Data entries:
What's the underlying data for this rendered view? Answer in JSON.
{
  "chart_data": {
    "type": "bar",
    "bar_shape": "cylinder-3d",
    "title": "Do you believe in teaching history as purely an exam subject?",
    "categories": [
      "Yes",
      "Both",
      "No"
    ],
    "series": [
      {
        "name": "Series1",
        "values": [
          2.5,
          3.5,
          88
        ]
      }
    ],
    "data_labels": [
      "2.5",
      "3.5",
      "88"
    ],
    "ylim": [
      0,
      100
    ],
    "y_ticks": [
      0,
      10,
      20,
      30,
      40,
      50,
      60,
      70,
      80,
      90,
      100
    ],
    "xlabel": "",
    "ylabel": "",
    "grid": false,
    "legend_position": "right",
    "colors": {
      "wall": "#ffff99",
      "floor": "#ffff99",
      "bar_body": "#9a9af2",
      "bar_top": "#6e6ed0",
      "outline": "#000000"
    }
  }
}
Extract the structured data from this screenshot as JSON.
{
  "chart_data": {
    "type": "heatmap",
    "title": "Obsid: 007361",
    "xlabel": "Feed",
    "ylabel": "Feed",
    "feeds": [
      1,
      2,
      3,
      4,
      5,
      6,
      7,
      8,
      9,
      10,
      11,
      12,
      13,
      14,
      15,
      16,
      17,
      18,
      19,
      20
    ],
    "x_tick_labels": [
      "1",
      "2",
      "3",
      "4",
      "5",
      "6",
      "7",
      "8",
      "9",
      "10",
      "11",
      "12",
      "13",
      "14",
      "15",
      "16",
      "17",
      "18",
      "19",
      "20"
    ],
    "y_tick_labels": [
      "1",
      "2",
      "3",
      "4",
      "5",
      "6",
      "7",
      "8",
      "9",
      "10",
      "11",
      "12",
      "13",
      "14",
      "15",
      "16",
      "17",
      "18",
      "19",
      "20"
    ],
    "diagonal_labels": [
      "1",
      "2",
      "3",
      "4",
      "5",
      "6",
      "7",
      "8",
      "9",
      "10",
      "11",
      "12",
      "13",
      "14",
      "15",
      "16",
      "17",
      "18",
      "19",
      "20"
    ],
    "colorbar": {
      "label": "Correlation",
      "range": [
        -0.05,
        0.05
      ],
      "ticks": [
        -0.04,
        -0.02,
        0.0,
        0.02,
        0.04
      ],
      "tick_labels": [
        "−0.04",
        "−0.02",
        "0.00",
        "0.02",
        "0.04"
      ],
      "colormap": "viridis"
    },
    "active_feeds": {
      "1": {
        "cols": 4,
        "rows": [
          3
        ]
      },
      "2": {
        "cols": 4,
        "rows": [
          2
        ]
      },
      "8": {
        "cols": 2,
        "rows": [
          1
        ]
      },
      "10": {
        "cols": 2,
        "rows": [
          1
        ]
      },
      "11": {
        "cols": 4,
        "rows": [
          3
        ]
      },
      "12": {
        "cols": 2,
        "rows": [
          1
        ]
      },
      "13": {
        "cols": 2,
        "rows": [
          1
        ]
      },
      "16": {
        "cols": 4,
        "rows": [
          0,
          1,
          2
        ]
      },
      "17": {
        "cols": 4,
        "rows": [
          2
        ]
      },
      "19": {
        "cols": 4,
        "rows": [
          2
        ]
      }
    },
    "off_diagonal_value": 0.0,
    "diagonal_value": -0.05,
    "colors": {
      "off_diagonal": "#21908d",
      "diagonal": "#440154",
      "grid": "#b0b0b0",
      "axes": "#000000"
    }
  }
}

→ EXERCISE INSTRUCTIONS: Your task is to quote all of the data word for word.

→ OUTPUT OF THE EXERCISE:
What's the underlying data for this rendered view? Answer in JSON.
{
  "chart_data": {
    "type": "bar",
    "bar_shape": "cylinder-3d",
    "title": "Do you believe in teaching history as purely an exam subject?",
    "categories": [
      "Yes",
      "Both",
      "No"
    ],
    "series": [
      {
        "name": "Series1",
        "values": [
          2.5,
          3.5,
          88
        ]
      }
    ],
    "data_labels": [
      "2.5",
      "3.5",
      "88"
    ],
    "ylim": [
      0,
      100
    ],
    "y_ticks": [
      0,
      10,
      20,
      30,
      40,
      50,
      60,
      70,
      80,
      90,
      100
    ],
    "xlabel": "",
    "ylabel": "",
    "grid": false,
    "legend_position": "right",
    "colors": {
      "wall": "#ffff99",
      "floor": "#ffff99",
      "bar_body": "#9a9af2",
      "bar_top": "#6e6ed0",
      "outline": "#000000"
    }
  }
}
Extract the structured data from this screenshot as JSON.
{
  "chart_data": {
    "type": "heatmap",
    "title": "Obsid: 007361",
    "xlabel": "Feed",
    "ylabel": "Feed",
    "feeds": [
      1,
      2,
      3,
      4,
      5,
      6,
      7,
      8,
      9,
      10,
      11,
      12,
      13,
      14,
      15,
      16,
      17,
      18,
      19,
      20
    ],
    "x_tick_labels": [
      "1",
      "2",
      "3",
      "4",
      "5",
      "6",
      "7",
      "8",
      "9",
      "10",
      "11",
      "12",
      "13",
      "14",
      "15",
      "16",
      "17",
      "18",
      "19",
      "20"
    ],
    "y_tick_labels": [
      "1",
      "2",
      "3",
      "4",
      "5",
      "6",
      "7",
      "8",
      "9",
      "10",
      "11",
      "12",
      "13",
      "14",
      "15",
      "16",
      "17",
      "18",
      "19",
      "20"
    ],
    "diagonal_labels": [
      "1",
      "2",
      "3",
      "4",
      "5",
      "6",
      "7",
      "8",
      "9",
      "10",
      "11",
      "12",
      "13",
      "14",
      "15",
      "16",
      "17",
      "18",
      "19",
      "20"
    ],
    "colorbar": {
      "label": "Correlation",
      "range": [
        -0.05,
        0.05
      ],
      "ticks": [
        -0.04,
        -0.02,
        0.0,
        0.02,
        0.04
      ],
      "tick_labels": [
        "−0.04",
        "−0.02",
        "0.00",
        "0.02",
        "0.04"
      ],
      "colormap": "viridis"
    },
    "active_feeds": {
      "1": {
        "cols": 4,
        "rows": [
          3
        ]
      },
      "2": {
        "cols": 4,
        "rows": [
          2
        ]
      },
      "8": {
        "cols": 2,
        "rows": [
          1
        ]
      },
      "10": {
        "cols": 2,
        "rows": [
          1
        ]
      },
      "11": {
        "cols": 4,
        "rows": [
          3
        ]
      },
      "12": {
        "cols": 2,
        "rows": [
          1
        ]
      },
      "13": {
        "cols": 2,
        "rows": [
          1
        ]
      },
      "16": {
        "cols": 4,
        "rows": [
          0,
          1,
          2
        ]
      },
      "17": {
        "cols": 4,
        "rows": [
          2
        ]
      },
      "19": {
        "cols": 4,
        "rows": [
          2
        ]
      }
    },
    "off_diagonal_value": 0.0,
    "diagonal_value": -0.05,
    "colors": {
      "off_diagonal": "#21908d",
      "diagonal": "#440154",
      "grid": "#b0b0b0",
      "axes": "#000000"
    }
  }
}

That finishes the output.